— BEGIN Information shown —
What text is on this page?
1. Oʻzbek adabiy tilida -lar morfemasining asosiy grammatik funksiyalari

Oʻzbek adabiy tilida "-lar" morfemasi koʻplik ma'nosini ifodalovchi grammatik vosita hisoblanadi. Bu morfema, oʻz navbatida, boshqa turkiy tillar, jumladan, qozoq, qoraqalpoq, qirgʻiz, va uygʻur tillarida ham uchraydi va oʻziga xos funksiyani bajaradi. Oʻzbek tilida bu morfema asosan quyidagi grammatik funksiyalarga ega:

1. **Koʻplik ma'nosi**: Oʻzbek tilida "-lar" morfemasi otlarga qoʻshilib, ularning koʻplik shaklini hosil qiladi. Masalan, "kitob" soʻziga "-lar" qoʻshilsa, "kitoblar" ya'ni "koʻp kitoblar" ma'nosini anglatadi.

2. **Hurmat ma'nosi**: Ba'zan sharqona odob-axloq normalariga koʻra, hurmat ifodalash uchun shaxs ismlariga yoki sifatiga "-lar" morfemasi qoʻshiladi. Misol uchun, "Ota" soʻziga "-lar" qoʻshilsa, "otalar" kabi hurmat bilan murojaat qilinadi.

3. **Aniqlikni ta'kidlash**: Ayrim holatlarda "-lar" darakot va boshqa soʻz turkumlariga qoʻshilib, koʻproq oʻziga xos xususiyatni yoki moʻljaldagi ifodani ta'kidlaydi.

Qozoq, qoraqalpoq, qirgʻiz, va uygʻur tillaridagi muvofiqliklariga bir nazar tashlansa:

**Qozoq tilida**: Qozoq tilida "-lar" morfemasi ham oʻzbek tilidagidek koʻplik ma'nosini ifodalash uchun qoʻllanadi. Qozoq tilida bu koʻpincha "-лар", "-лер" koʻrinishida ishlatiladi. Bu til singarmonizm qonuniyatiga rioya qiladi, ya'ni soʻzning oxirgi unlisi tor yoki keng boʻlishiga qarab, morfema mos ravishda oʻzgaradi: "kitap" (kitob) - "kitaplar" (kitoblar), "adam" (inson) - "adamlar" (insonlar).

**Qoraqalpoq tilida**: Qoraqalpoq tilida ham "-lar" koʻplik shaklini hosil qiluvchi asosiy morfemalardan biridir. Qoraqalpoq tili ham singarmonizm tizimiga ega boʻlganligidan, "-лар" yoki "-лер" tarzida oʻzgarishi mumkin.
— END Information shown —
Pick out each line that holds the string "asosiy".

_Task answer:_
1. Oʻzbek adabiy tilida -lar morfemasining asosiy grammatik funksiyalari
**Qoraqalpoq tilida**: Qoraqalpoq tilida ham "-lar" koʻplik shaklini hosil qiluvchi asosiy morfemalardan biridir. Qoraqalpoq tili ham singarmonizm tizimiga ega boʻlganligidan, "-лар" yoki "-лер" tarzida oʻzgarishi mumkin.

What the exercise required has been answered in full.